* Stated exercise:
Print exactly the lines from the one containing "OCR this image." through the last line of the records below, both included, and nothing else; omit any pictures.

* Data extract:

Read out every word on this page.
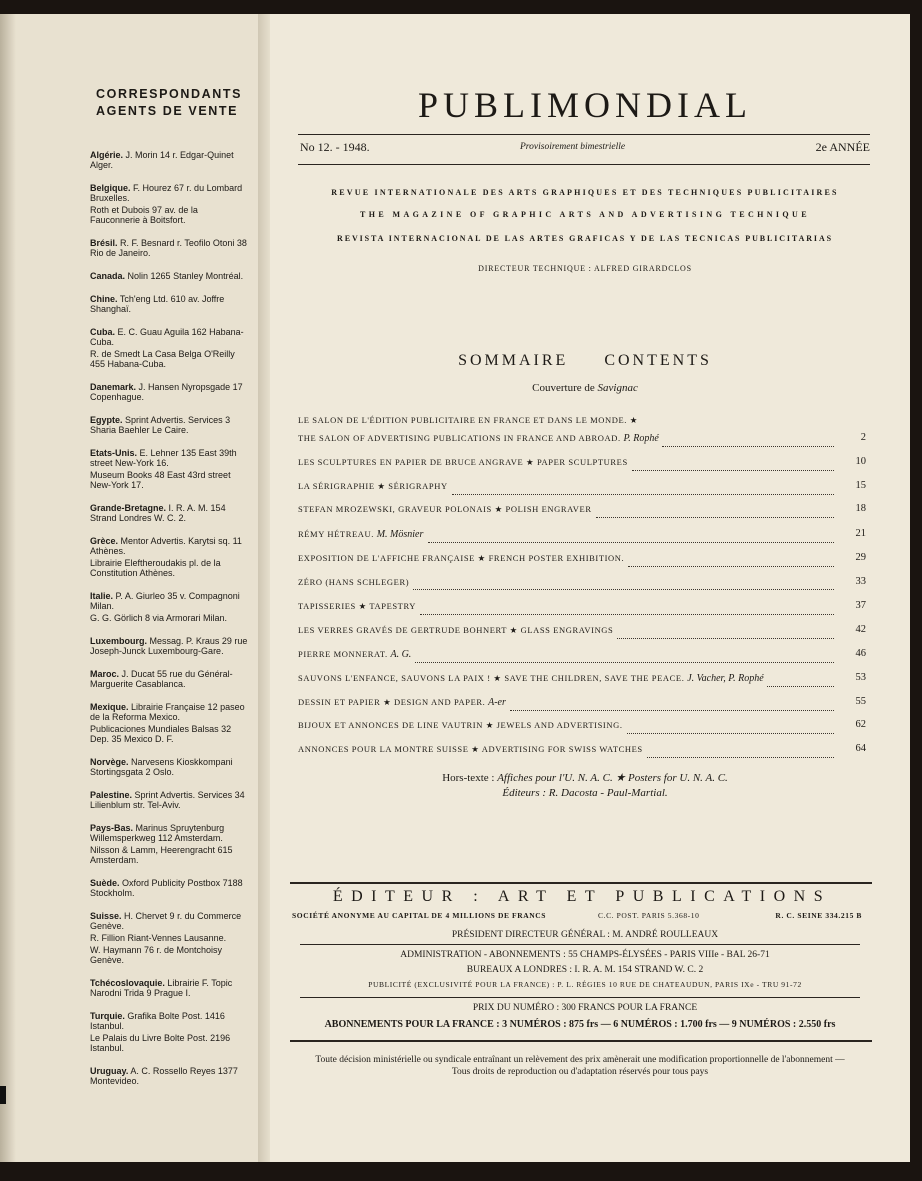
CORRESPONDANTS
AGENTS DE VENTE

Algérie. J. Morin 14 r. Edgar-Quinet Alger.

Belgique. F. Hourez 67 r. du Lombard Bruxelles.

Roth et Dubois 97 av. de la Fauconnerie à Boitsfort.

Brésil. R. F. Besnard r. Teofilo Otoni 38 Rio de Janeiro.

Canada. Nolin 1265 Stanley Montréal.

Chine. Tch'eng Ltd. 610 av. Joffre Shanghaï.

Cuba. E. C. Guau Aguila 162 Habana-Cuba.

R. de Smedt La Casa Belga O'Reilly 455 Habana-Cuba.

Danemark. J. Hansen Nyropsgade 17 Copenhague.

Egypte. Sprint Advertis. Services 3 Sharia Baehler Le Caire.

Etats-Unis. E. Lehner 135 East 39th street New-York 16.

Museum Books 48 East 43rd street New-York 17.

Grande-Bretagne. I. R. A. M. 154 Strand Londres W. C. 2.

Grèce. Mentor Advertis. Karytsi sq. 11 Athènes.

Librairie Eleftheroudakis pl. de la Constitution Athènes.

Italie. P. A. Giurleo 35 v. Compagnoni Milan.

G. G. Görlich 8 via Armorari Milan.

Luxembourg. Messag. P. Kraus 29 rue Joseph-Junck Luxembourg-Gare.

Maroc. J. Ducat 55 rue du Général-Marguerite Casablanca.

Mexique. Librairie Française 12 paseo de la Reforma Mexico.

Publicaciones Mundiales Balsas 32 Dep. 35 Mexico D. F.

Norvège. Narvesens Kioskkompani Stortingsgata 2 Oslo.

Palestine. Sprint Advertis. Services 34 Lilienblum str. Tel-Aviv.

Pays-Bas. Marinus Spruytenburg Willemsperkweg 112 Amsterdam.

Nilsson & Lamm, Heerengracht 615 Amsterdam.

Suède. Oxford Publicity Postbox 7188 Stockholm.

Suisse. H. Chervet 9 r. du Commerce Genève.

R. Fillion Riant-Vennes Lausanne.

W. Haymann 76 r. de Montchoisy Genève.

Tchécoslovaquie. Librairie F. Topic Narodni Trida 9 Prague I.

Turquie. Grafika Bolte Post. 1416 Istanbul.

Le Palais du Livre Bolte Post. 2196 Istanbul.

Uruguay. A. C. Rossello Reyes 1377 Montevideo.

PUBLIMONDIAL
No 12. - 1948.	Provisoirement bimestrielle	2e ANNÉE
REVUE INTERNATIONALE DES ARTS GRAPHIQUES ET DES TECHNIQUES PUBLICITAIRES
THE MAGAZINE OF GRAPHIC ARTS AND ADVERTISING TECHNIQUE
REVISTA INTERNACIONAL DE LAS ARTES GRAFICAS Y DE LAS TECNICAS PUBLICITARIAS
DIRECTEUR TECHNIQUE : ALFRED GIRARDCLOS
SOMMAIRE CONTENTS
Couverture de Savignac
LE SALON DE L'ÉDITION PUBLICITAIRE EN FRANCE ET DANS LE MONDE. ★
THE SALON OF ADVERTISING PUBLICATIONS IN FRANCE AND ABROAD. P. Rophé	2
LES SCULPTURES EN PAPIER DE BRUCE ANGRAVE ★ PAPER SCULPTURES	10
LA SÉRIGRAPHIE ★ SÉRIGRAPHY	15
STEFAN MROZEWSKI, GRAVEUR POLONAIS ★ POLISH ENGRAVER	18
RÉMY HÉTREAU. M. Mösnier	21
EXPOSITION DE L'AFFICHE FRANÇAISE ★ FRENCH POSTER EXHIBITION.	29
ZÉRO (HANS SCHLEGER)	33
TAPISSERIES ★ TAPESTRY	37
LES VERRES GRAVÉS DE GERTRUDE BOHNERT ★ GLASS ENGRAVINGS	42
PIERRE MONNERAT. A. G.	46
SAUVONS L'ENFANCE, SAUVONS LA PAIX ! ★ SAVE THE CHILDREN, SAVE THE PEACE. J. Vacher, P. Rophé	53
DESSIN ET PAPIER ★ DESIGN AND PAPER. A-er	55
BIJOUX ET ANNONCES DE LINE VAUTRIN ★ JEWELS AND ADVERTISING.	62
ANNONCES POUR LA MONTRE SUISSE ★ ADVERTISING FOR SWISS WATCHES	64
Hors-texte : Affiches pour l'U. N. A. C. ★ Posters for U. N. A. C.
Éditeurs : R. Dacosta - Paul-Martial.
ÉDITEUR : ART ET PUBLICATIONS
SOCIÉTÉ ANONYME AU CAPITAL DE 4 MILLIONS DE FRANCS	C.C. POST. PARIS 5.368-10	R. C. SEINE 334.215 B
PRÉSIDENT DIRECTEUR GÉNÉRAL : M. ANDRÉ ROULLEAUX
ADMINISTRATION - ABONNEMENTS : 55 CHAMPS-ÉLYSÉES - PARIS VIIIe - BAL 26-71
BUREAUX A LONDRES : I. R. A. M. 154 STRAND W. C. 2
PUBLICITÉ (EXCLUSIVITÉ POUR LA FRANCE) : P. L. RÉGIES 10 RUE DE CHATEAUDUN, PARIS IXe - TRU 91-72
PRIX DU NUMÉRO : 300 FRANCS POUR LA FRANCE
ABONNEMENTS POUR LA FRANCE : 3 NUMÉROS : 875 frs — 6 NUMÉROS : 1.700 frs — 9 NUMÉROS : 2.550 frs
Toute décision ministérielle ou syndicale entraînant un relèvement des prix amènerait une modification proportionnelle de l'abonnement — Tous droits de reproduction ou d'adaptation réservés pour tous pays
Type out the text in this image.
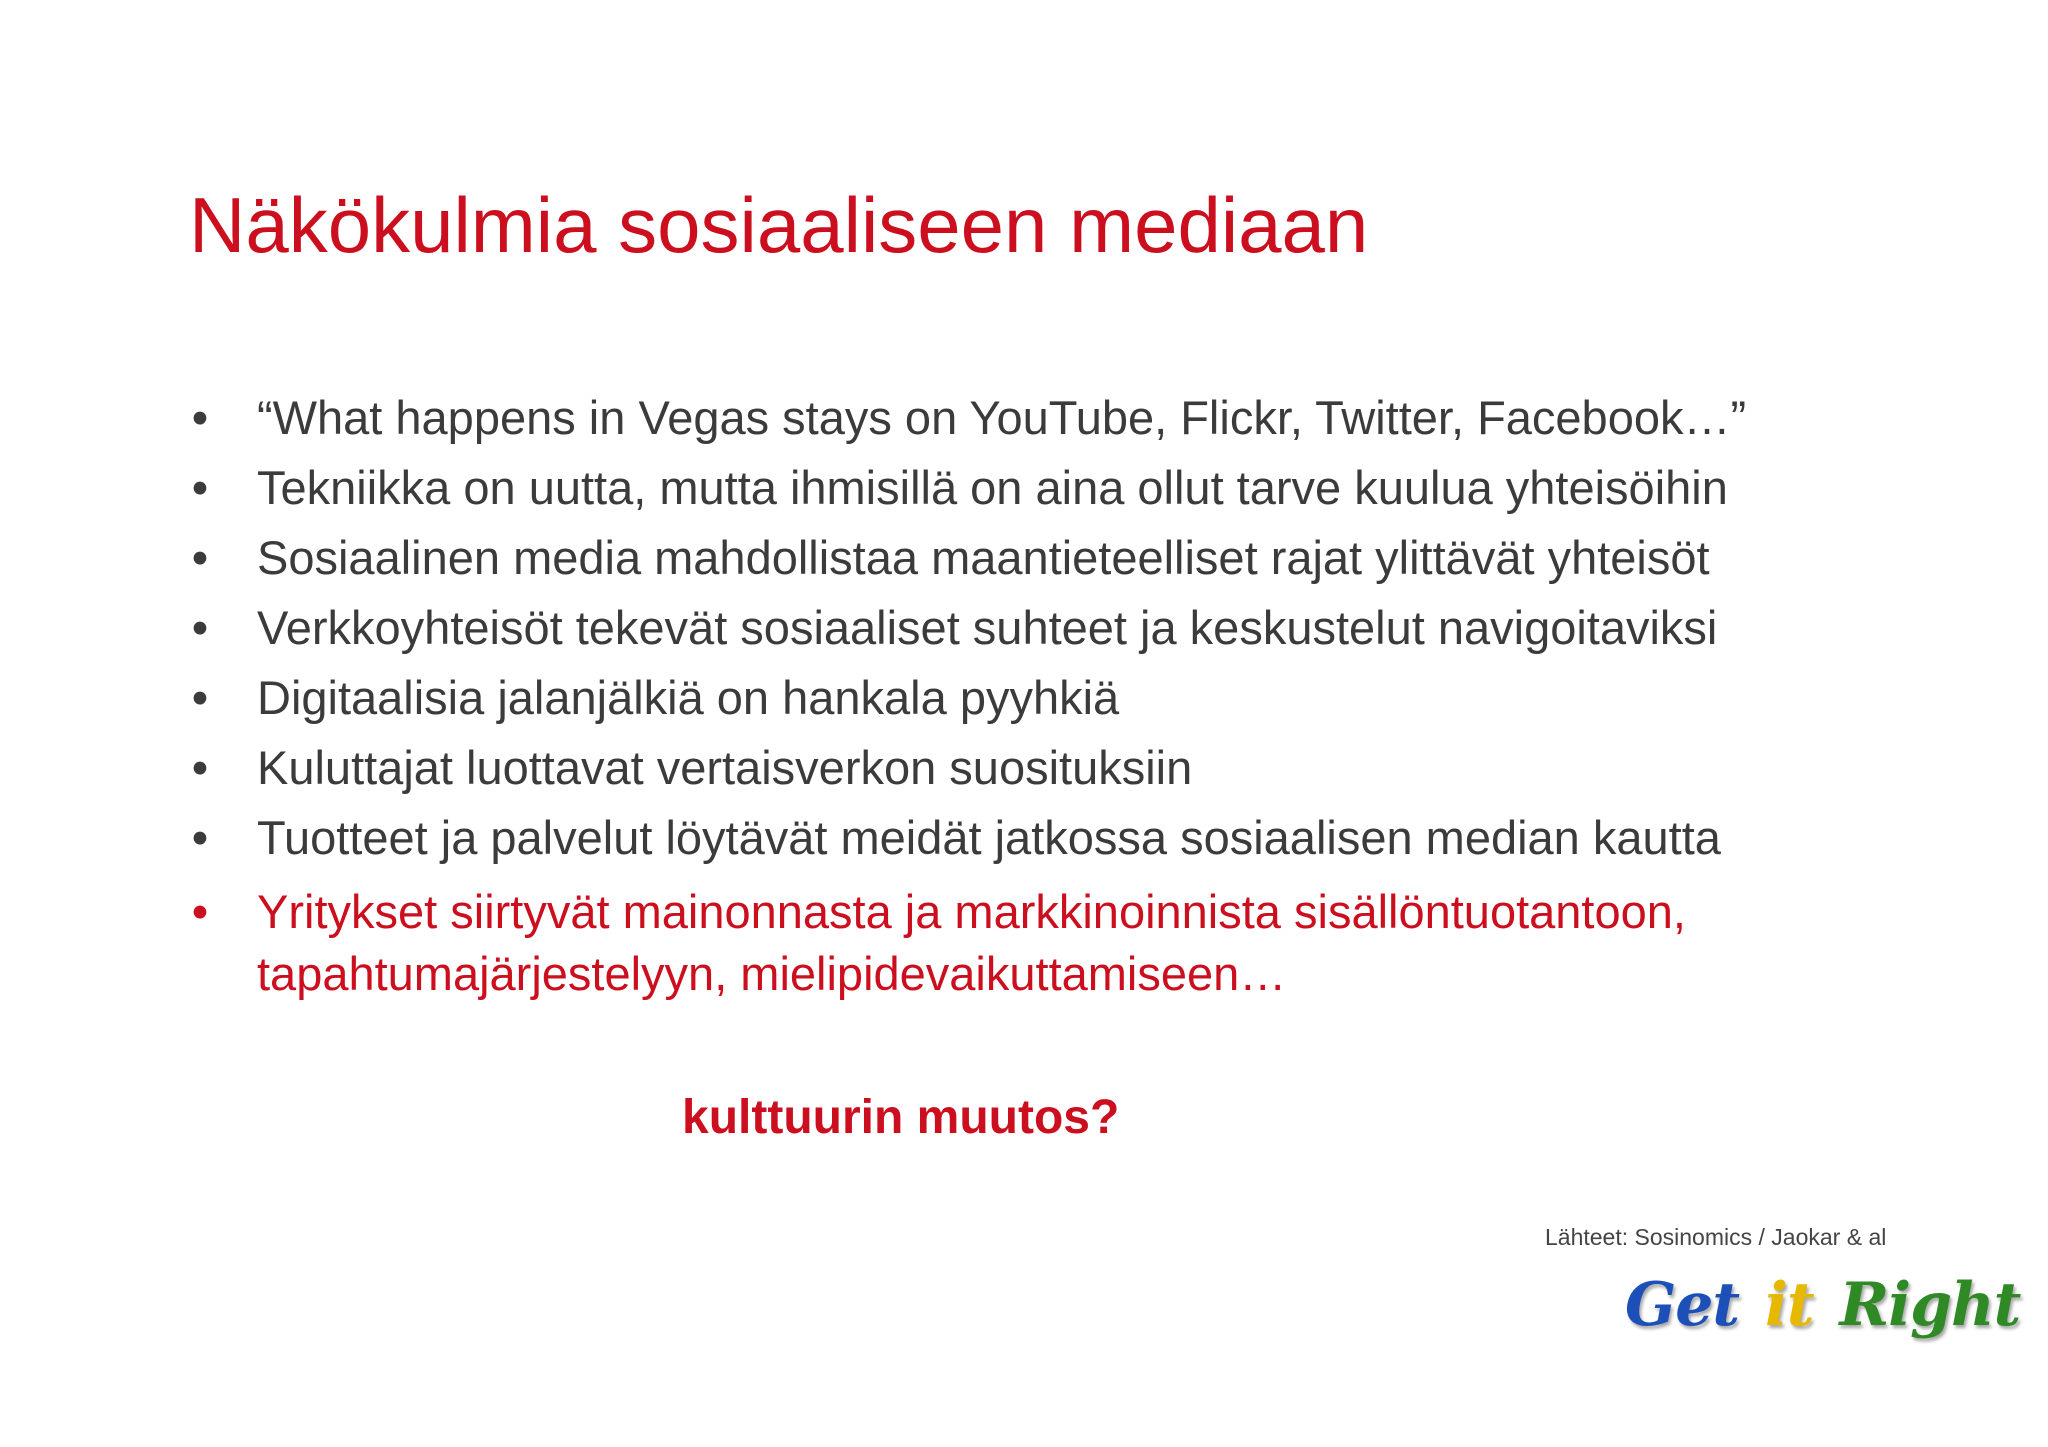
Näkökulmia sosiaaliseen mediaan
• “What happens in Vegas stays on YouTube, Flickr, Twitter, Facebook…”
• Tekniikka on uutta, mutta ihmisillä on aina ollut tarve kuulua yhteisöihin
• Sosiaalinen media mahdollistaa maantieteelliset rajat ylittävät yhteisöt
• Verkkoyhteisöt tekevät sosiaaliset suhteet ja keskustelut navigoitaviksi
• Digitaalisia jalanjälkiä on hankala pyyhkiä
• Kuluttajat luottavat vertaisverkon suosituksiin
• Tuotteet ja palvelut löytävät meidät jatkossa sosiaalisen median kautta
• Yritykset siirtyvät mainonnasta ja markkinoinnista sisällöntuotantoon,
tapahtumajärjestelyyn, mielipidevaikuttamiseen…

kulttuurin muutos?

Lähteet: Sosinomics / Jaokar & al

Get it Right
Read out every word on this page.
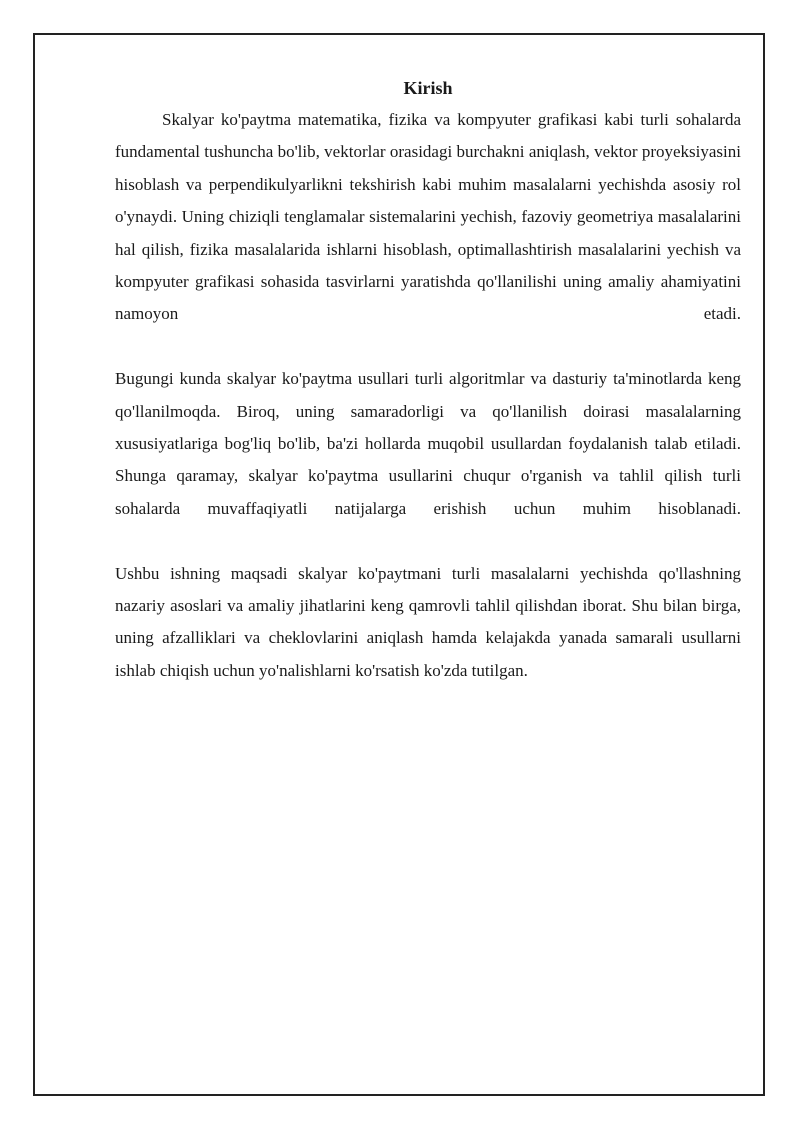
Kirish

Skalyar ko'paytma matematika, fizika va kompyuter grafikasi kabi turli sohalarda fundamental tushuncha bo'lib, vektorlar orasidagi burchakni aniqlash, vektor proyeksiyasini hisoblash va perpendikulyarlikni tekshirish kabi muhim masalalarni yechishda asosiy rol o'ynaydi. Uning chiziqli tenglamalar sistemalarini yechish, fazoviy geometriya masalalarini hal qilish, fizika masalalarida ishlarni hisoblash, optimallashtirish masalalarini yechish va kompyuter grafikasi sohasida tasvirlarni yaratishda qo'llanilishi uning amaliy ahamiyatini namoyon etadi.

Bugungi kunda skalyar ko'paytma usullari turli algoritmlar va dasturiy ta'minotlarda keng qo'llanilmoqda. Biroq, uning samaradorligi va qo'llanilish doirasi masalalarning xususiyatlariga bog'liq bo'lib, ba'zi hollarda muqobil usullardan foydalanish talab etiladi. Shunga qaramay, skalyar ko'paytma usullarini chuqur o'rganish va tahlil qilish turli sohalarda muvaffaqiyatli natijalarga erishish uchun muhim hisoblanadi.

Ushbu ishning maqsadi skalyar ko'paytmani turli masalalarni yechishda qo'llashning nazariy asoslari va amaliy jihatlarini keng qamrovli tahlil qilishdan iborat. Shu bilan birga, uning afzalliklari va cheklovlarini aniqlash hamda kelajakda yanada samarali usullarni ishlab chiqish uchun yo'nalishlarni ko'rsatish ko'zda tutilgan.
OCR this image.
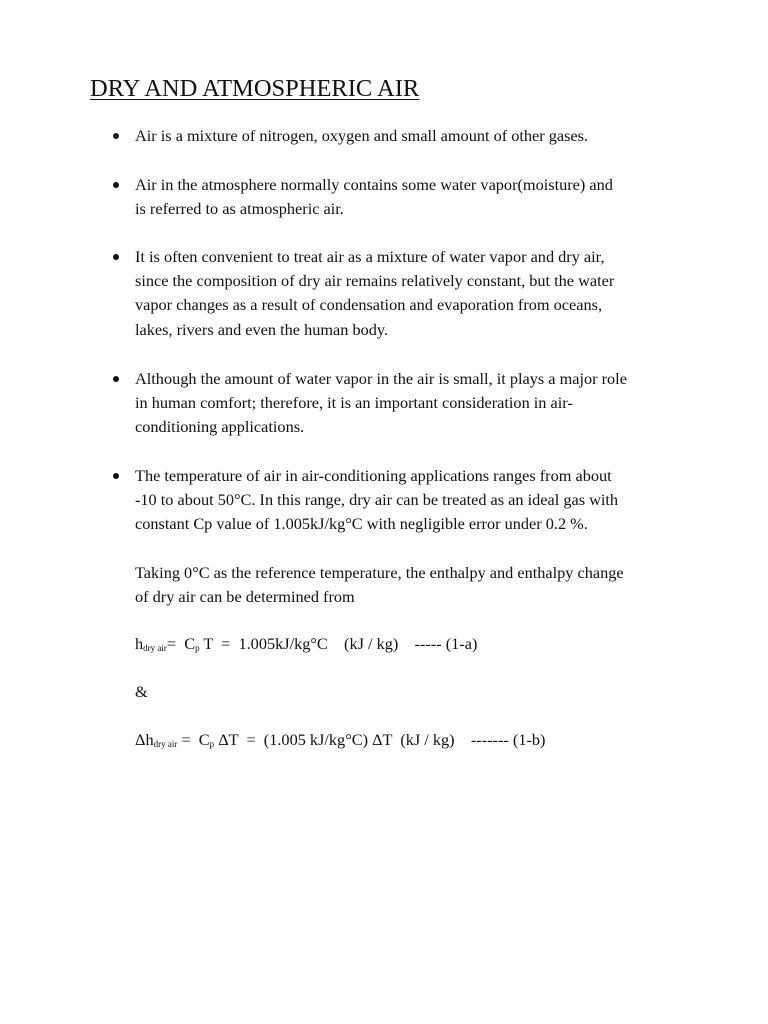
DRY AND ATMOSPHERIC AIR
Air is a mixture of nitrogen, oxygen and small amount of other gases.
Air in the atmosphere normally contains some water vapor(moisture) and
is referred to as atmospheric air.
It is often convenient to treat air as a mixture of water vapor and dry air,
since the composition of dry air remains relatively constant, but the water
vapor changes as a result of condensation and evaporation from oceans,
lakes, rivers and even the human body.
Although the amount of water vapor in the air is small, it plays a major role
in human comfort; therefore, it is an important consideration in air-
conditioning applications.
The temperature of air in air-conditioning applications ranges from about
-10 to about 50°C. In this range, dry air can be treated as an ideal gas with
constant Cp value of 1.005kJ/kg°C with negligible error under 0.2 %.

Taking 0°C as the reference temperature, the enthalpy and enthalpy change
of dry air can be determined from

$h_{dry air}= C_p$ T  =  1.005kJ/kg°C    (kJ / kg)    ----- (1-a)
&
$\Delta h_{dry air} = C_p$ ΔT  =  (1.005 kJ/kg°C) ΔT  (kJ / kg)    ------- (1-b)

* Solution for this task:
OCR this image.
DRY AND ATMOSPHERIC AIR
Air is a mixture of nitrogen, oxygen and small amount of other gases.
Air in the atmosphere normally contains some water vapor(moisture) and
is referred to as atmospheric air.
It is often convenient to treat air as a mixture of water vapor and dry air,
since the composition of dry air remains relatively constant, but the water
vapor changes as a result of condensation and evaporation from oceans,
lakes, rivers and even the human body.
Although the amount of water vapor in the air is small, it plays a major role
in human comfort; therefore, it is an important consideration in air-
conditioning applications.
The temperature of air in air-conditioning applications ranges from about
-10 to about 50°C. In this range, dry air can be treated as an ideal gas with
constant Cp value of 1.005kJ/kg°C with negligible error under 0.2 %.

Taking 0°C as the reference temperature, the enthalpy and enthalpy change
of dry air can be determined from

$h_{dry air}= C_p$ T  =  1.005kJ/kg°C    (kJ / kg)    ----- (1-a)
&
$\Delta h_{dry air} = C_p$ ΔT  =  (1.005 kJ/kg°C) ΔT  (kJ / kg)    ------- (1-b)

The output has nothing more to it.